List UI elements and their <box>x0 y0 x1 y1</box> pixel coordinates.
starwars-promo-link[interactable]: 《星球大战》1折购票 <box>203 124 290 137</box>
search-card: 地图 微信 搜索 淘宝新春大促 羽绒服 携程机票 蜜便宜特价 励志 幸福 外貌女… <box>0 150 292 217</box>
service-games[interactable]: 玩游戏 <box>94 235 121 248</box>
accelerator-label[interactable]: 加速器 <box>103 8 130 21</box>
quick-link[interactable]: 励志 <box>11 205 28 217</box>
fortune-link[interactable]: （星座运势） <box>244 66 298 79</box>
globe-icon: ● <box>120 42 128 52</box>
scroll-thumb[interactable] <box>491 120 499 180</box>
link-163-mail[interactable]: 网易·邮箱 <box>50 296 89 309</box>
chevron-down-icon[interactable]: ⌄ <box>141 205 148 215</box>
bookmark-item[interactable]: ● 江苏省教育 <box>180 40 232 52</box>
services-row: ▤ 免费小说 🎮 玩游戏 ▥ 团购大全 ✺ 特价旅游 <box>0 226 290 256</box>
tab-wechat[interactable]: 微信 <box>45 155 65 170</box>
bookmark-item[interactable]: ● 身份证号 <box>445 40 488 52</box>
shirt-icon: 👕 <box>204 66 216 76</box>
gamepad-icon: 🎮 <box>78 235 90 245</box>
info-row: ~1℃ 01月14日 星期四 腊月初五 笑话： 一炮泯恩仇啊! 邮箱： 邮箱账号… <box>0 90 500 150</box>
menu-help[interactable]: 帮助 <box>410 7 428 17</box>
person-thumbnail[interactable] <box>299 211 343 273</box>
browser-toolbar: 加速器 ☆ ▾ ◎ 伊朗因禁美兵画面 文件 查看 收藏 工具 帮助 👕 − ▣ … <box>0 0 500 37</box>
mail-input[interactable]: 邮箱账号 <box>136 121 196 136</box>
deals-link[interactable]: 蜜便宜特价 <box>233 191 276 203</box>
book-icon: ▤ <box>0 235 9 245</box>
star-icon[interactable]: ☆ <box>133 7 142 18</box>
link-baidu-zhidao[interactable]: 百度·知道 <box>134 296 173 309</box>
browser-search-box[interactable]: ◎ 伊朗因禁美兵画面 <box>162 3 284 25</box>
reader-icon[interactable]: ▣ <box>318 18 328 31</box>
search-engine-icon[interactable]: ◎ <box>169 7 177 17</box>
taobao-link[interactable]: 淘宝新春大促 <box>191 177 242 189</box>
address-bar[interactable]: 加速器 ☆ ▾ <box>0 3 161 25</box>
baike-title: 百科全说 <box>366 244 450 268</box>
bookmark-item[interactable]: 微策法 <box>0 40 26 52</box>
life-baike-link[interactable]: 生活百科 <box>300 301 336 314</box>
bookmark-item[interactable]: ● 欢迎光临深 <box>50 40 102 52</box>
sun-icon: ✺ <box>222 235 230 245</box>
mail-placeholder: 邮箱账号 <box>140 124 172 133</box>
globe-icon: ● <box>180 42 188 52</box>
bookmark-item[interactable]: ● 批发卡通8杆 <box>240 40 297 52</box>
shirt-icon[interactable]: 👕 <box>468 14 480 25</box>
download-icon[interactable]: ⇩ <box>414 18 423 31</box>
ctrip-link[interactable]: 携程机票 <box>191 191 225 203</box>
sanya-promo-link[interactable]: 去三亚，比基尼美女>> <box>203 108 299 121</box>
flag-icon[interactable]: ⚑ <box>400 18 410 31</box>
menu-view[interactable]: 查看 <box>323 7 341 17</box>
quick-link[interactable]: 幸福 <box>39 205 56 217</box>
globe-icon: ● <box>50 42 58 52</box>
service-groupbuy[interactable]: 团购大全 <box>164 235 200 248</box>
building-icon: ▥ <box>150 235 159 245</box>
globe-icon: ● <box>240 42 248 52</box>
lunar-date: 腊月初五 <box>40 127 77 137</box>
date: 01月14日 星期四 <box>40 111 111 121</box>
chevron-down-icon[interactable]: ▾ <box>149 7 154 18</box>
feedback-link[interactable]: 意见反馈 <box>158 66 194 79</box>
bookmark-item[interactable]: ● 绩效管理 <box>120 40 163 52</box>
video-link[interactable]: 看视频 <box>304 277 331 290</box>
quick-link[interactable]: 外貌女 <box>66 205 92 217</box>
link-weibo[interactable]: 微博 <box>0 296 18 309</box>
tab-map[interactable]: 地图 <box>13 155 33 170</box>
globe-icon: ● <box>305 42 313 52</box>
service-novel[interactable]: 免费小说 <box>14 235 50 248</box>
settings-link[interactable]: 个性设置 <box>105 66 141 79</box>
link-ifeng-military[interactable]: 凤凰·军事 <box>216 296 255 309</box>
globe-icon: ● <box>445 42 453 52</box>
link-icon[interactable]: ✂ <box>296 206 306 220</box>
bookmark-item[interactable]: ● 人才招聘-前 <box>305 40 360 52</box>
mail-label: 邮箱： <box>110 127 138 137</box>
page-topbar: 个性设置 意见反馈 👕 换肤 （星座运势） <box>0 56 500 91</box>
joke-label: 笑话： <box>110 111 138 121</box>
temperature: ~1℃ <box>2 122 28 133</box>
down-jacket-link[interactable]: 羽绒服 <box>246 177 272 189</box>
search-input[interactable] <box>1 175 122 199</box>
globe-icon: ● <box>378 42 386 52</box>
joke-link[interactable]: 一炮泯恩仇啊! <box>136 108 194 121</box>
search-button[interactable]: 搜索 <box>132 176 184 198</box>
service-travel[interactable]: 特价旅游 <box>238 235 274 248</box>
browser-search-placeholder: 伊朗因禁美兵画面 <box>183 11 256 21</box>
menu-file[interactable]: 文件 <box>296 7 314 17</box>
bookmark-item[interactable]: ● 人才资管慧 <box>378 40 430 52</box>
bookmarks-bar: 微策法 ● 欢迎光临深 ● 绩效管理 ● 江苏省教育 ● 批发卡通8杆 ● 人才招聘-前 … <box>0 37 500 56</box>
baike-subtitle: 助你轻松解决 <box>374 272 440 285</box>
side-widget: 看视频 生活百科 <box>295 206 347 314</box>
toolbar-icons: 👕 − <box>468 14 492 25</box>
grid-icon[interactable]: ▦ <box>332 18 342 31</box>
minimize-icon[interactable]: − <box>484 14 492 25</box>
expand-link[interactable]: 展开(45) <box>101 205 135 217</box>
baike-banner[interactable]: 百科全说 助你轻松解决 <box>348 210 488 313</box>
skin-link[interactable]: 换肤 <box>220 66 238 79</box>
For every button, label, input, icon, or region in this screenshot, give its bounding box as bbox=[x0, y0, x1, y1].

+++

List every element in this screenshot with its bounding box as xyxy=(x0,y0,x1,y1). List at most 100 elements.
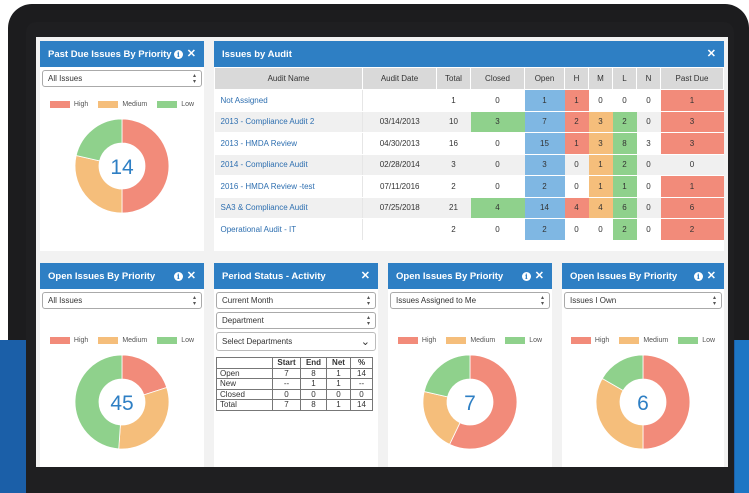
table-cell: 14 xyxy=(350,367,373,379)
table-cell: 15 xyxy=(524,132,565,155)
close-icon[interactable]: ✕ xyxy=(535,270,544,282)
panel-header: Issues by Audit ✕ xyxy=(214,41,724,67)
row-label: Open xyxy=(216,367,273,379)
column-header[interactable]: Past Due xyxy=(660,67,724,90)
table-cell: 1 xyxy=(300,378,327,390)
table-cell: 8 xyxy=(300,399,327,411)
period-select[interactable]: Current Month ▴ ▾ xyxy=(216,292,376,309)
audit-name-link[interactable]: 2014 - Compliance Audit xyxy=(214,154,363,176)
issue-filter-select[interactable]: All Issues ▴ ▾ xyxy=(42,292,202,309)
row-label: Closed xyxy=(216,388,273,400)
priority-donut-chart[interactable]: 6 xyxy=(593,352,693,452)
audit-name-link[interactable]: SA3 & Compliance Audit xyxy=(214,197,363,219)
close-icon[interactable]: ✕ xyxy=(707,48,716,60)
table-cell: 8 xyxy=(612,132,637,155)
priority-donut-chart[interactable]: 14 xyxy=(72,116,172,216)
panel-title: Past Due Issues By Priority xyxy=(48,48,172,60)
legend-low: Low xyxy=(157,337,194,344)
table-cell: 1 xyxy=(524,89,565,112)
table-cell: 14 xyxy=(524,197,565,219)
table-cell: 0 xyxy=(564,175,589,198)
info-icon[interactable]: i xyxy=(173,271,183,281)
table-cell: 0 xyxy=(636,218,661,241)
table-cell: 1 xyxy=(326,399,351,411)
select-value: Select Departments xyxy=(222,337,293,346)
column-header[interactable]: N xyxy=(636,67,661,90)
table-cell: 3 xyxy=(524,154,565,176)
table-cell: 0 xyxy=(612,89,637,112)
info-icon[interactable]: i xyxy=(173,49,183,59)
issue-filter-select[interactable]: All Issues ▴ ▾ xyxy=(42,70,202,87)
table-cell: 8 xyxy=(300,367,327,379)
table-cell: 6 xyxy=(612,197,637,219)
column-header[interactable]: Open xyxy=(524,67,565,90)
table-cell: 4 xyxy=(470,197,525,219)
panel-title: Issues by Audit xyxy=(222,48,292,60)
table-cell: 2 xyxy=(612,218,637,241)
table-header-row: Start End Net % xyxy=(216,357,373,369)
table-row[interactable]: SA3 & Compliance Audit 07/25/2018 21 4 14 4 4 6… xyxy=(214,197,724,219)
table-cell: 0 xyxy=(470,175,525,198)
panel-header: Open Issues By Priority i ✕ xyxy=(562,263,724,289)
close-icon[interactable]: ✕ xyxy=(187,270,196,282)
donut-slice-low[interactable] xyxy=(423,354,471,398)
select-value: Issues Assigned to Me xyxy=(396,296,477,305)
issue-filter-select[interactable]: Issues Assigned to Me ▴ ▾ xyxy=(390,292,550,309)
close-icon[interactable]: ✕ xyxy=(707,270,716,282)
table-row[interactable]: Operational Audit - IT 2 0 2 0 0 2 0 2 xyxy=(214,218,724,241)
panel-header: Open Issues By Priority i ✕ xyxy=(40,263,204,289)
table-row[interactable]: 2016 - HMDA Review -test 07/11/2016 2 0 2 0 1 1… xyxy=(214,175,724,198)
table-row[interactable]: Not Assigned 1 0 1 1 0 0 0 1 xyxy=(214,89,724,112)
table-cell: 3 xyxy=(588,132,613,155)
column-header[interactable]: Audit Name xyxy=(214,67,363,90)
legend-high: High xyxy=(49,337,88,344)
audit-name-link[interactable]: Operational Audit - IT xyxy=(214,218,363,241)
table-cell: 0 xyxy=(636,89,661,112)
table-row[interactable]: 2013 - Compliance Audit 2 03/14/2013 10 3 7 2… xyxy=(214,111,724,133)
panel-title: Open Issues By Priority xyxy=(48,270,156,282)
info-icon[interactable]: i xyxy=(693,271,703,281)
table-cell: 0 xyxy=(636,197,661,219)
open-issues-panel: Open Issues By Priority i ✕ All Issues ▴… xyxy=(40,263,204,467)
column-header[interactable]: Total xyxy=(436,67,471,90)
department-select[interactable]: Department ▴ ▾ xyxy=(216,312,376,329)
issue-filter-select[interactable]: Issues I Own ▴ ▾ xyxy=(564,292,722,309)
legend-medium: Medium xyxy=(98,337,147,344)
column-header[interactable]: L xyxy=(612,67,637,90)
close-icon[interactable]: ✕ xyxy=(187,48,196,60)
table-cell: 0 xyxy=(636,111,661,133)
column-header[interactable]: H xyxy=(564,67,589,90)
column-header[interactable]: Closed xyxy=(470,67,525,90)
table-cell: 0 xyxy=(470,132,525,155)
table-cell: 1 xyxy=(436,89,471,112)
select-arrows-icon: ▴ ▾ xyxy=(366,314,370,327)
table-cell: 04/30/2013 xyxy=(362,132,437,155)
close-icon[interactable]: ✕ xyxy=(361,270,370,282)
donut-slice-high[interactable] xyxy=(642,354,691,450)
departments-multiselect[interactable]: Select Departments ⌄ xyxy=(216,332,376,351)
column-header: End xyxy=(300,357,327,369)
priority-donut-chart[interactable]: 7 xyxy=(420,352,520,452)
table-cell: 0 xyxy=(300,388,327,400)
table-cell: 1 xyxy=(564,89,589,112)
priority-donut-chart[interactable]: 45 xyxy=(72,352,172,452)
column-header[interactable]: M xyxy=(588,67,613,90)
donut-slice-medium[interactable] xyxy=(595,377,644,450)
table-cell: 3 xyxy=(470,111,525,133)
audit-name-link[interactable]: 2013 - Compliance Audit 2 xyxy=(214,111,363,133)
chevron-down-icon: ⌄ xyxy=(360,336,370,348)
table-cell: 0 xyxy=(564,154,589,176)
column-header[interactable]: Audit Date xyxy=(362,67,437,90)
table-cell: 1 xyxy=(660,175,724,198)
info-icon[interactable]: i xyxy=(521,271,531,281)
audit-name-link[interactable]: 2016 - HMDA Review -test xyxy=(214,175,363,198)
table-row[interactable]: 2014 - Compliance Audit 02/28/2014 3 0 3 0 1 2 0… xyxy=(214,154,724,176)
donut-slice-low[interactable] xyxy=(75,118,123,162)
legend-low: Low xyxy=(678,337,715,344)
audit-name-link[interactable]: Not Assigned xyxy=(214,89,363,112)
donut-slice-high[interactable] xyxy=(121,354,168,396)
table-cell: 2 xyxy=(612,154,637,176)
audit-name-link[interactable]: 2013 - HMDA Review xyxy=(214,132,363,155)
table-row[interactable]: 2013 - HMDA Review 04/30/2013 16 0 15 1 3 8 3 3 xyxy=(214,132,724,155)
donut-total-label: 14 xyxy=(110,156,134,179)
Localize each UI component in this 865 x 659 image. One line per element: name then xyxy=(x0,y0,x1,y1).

+++

- WHAT TO PRODUCE
Copy out the lines from the one containing "table-cell: 14 xyxy=(350,367,373,379)" through the one containing "table-cell: 1 xyxy=(300,378,327,390)", inclusive, and nothing else.

- THE RESPONSE
table-cell: 14 xyxy=(350,367,373,379)
table-cell: 15 xyxy=(524,132,565,155)
close-icon[interactable]: ✕ xyxy=(535,270,544,282)
panel-header: Issues by Audit ✕ xyxy=(214,41,724,67)
row-label: Open xyxy=(216,367,273,379)
column-header[interactable]: Past Due xyxy=(660,67,724,90)
table-cell: 1 xyxy=(300,378,327,390)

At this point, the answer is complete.